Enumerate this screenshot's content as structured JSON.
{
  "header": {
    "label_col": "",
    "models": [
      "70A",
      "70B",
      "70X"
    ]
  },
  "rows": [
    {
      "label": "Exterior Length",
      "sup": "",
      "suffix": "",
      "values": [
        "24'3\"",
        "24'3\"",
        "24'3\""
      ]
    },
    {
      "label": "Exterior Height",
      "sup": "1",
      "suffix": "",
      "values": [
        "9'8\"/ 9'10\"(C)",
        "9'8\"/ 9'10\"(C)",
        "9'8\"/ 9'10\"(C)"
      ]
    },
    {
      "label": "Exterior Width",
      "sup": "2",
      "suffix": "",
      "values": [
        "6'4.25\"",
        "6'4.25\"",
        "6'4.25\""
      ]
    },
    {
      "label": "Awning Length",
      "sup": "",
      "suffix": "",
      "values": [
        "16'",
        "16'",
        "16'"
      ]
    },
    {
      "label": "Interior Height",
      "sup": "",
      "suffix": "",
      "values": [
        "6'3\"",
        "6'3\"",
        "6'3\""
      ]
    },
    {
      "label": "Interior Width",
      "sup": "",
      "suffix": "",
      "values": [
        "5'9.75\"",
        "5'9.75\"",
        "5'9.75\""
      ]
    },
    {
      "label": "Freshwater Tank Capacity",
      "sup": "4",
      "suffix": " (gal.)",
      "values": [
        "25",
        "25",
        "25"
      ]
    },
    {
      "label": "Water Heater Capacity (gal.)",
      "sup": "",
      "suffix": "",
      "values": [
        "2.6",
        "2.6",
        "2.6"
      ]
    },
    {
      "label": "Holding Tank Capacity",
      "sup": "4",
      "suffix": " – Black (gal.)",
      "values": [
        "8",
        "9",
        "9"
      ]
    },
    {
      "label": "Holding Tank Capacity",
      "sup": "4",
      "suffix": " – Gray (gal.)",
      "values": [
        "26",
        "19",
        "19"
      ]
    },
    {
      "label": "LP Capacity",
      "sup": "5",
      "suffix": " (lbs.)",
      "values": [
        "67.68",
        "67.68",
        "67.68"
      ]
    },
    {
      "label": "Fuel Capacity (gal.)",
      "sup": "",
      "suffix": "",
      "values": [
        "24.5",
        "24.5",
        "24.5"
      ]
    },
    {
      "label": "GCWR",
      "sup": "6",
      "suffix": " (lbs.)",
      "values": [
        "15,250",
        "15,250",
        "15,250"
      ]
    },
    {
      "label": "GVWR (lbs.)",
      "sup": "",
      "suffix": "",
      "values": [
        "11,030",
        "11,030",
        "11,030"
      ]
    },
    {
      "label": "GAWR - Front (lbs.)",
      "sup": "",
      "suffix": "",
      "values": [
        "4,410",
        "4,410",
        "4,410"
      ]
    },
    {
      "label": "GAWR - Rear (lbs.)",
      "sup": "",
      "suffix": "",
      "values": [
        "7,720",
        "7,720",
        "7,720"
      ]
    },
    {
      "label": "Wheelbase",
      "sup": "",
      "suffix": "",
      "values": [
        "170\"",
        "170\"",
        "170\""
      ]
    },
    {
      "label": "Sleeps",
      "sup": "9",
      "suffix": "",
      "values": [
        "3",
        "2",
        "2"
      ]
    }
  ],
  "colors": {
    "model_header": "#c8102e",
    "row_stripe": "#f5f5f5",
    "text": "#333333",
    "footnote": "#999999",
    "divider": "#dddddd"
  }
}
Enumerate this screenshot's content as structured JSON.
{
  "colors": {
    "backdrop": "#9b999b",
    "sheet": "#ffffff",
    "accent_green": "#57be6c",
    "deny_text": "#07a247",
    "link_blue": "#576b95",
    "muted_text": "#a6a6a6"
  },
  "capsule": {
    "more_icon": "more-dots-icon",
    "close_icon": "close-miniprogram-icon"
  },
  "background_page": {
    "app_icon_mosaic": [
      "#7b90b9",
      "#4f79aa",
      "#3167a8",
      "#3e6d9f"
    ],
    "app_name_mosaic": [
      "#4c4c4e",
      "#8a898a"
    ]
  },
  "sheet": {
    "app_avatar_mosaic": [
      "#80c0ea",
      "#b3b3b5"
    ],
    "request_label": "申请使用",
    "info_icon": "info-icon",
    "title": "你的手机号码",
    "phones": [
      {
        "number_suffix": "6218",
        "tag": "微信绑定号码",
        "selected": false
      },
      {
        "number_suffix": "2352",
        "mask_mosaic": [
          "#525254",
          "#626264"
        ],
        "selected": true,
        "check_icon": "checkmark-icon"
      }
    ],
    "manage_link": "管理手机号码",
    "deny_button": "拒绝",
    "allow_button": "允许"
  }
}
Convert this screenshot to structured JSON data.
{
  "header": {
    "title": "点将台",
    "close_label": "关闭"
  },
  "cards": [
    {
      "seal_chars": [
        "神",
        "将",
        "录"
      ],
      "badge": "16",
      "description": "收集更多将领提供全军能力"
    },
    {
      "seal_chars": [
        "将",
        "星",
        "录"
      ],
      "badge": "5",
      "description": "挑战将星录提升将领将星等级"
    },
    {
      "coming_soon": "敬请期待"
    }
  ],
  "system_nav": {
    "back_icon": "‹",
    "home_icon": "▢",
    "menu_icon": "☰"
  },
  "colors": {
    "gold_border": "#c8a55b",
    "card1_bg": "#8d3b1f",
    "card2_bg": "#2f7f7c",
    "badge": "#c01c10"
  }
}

* [INSTRUCTIONS FOR THE TASK]
Retype the material in full, character for character.

* [EXERCISE RESPONSE]
Enumerate this screenshot's content as structured JSON.
{
  "header": {
    "label_col": "",
    "models": [
      "70A",
      "70B",
      "70X"
    ]
  },
  "rows": [
    {
      "label": "Exterior Length",
      "sup": "",
      "suffix": "",
      "values": [
        "24'3\"",
        "24'3\"",
        "24'3\""
      ]
    },
    {
      "label": "Exterior Height",
      "sup": "1",
      "suffix": "",
      "values": [
        "9'8\"/ 9'10\"(C)",
        "9'8\"/ 9'10\"(C)",
        "9'8\"/ 9'10\"(C)"
      ]
    },
    {
      "label": "Exterior Width",
      "sup": "2",
      "suffix": "",
      "values": [
        "6'4.25\"",
        "6'4.25\"",
        "6'4.25\""
      ]
    },
    {
      "label": "Awning Length",
      "sup": "",
      "suffix": "",
      "values": [
        "16'",
        "16'",
        "16'"
      ]
    },
    {
      "label": "Interior Height",
      "sup": "",
      "suffix": "",
      "values": [
        "6'3\"",
        "6'3\"",
        "6'3\""
      ]
    },
    {
      "label": "Interior Width",
      "sup": "",
      "suffix": "",
      "values": [
        "5'9.75\"",
        "5'9.75\"",
        "5'9.75\""
      ]
    },
    {
      "label": "Freshwater Tank Capacity",
      "sup": "4",
      "suffix": " (gal.)",
      "values": [
        "25",
        "25",
        "25"
      ]
    },
    {
      "label": "Water Heater Capacity (gal.)",
      "sup": "",
      "suffix": "",
      "values": [
        "2.6",
        "2.6",
        "2.6"
      ]
    },
    {
      "label": "Holding Tank Capacity",
      "sup": "4",
      "suffix": " – Black (gal.)",
      "values": [
        "8",
        "9",
        "9"
      ]
    },
    {
      "label": "Holding Tank Capacity",
      "sup": "4",
      "suffix": " – Gray (gal.)",
      "values": [
        "26",
        "19",
        "19"
      ]
    },
    {
      "label": "LP Capacity",
      "sup": "5",
      "suffix": " (lbs.)",
      "values": [
        "67.68",
        "67.68",
        "67.68"
      ]
    },
    {
      "label": "Fuel Capacity (gal.)",
      "sup": "",
      "suffix": "",
      "values": [
        "24.5",
        "24.5",
        "24.5"
      ]
    },
    {
      "label": "GCWR",
      "sup": "6",
      "suffix": " (lbs.)",
      "values": [
        "15,250",
        "15,250",
        "15,250"
      ]
    },
    {
      "label": "GVWR (lbs.)",
      "sup": "",
      "suffix": "",
      "values": [
        "11,030",
        "11,030",
        "11,030"
      ]
    },
    {
      "label": "GAWR - Front (lbs.)",
      "sup": "",
      "suffix": "",
      "values": [
        "4,410",
        "4,410",
        "4,410"
      ]
    },
    {
      "label": "GAWR - Rear (lbs.)",
      "sup": "",
      "suffix": "",
      "values": [
        "7,720",
        "7,720",
        "7,720"
      ]
    },
    {
      "label": "Wheelbase",
      "sup": "",
      "suffix": "",
      "values": [
        "170\"",
        "170\"",
        "170\""
      ]
    },
    {
      "label": "Sleeps",
      "sup": "9",
      "suffix": "",
      "values": [
        "3",
        "2",
        "2"
      ]
    }
  ],
  "colors": {
    "model_header": "#c8102e",
    "row_stripe": "#f5f5f5",
    "text": "#333333",
    "footnote": "#999999",
    "divider": "#dddddd"
  }
}
Enumerate this screenshot's content as structured JSON.
{
  "colors": {
    "backdrop": "#9b999b",
    "sheet": "#ffffff",
    "accent_green": "#57be6c",
    "deny_text": "#07a247",
    "link_blue": "#576b95",
    "muted_text": "#a6a6a6"
  },
  "capsule": {
    "more_icon": "more-dots-icon",
    "close_icon": "close-miniprogram-icon"
  },
  "background_page": {
    "app_icon_mosaic": [
      "#7b90b9",
      "#4f79aa",
      "#3167a8",
      "#3e6d9f"
    ],
    "app_name_mosaic": [
      "#4c4c4e",
      "#8a898a"
    ]
  },
  "sheet": {
    "app_avatar_mosaic": [
      "#80c0ea",
      "#b3b3b5"
    ],
    "request_label": "申请使用",
    "info_icon": "info-icon",
    "title": "你的手机号码",
    "phones": [
      {
        "number_suffix": "6218",
        "tag": "微信绑定号码",
        "selected": false
      },
      {
        "number_suffix": "2352",
        "mask_mosaic": [
          "#525254",
          "#626264"
        ],
        "selected": true,
        "check_icon": "checkmark-icon"
      }
    ],
    "manage_link": "管理手机号码",
    "deny_button": "拒绝",
    "allow_button": "允许"
  }
}
Convert this screenshot to structured JSON data.
{
  "header": {
    "title": "点将台",
    "close_label": "关闭"
  },
  "cards": [
    {
      "seal_chars": [
        "神",
        "将",
        "录"
      ],
      "badge": "16",
      "description": "收集更多将领提供全军能力"
    },
    {
      "seal_chars": [
        "将",
        "星",
        "录"
      ],
      "badge": "5",
      "description": "挑战将星录提升将领将星等级"
    },
    {
      "coming_soon": "敬请期待"
    }
  ],
  "system_nav": {
    "back_icon": "‹",
    "home_icon": "▢",
    "menu_icon": "☰"
  },
  "colors": {
    "gold_border": "#c8a55b",
    "card1_bg": "#8d3b1f",
    "card2_bg": "#2f7f7c",
    "badge": "#c01c10"
  }
}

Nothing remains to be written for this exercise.